Dataset listings of figures
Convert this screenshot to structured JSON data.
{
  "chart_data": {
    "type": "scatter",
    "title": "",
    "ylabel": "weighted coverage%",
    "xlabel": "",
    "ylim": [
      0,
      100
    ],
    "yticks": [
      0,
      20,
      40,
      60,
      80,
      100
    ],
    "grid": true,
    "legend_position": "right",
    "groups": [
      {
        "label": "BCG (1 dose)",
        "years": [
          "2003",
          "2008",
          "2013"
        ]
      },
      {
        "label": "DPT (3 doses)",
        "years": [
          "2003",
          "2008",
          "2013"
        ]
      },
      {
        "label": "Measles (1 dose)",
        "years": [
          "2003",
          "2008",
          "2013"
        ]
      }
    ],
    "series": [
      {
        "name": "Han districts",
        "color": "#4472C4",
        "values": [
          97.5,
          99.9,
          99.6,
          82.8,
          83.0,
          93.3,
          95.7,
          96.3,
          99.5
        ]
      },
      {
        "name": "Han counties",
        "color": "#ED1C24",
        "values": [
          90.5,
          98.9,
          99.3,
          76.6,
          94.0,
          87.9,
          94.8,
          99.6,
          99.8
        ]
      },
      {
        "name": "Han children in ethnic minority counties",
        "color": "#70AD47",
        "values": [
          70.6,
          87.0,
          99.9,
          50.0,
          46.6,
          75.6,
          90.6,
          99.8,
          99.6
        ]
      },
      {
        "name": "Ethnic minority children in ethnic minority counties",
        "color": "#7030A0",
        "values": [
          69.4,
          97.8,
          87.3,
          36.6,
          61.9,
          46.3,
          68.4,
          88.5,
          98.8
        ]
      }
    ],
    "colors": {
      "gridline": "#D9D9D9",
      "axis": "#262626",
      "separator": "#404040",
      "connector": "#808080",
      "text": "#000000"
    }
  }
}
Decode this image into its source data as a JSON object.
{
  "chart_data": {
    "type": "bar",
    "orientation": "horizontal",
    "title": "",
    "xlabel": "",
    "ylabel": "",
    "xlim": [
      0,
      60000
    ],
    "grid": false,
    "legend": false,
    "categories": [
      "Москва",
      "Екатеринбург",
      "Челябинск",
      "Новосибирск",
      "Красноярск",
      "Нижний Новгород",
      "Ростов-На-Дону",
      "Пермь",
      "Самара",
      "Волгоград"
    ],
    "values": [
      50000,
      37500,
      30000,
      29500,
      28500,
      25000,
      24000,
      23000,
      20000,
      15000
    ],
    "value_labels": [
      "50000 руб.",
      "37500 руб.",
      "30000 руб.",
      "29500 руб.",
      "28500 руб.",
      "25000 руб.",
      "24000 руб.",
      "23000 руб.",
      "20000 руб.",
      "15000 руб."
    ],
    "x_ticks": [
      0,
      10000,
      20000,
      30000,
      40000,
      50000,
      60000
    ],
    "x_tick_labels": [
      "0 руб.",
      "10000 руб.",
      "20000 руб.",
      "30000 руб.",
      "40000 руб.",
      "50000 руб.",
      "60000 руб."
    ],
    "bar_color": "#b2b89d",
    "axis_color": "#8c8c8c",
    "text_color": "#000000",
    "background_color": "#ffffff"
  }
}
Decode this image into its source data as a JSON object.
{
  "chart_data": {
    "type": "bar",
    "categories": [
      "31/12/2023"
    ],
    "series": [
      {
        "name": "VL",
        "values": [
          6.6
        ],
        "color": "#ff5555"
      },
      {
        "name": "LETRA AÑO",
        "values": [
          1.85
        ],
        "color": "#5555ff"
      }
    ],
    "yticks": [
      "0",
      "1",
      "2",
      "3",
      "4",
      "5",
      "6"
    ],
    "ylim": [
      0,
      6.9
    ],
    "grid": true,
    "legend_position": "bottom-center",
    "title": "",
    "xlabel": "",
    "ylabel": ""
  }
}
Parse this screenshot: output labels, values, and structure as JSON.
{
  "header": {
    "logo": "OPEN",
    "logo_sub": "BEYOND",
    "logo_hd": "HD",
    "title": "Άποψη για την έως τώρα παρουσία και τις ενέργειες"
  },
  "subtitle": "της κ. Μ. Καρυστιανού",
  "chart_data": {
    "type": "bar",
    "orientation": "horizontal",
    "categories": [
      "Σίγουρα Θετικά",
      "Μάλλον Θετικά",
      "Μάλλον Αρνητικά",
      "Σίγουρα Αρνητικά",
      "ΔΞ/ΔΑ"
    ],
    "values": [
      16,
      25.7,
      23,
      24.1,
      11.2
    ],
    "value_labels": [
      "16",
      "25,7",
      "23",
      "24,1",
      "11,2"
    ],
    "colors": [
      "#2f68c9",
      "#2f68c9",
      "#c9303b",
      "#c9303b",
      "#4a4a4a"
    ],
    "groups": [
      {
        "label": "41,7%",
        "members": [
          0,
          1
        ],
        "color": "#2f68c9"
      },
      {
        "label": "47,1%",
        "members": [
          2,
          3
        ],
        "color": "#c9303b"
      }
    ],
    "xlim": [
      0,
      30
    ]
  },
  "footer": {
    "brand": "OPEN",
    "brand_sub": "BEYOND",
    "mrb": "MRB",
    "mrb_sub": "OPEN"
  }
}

◆ Required work: Identify lines with the string "counties". Copy each one.

◆ Answer in full:
        "name": "Han counties",
        "name": "Han children in ethnic minority counties",
        "name": "Ethnic minority children in ethnic minority counties",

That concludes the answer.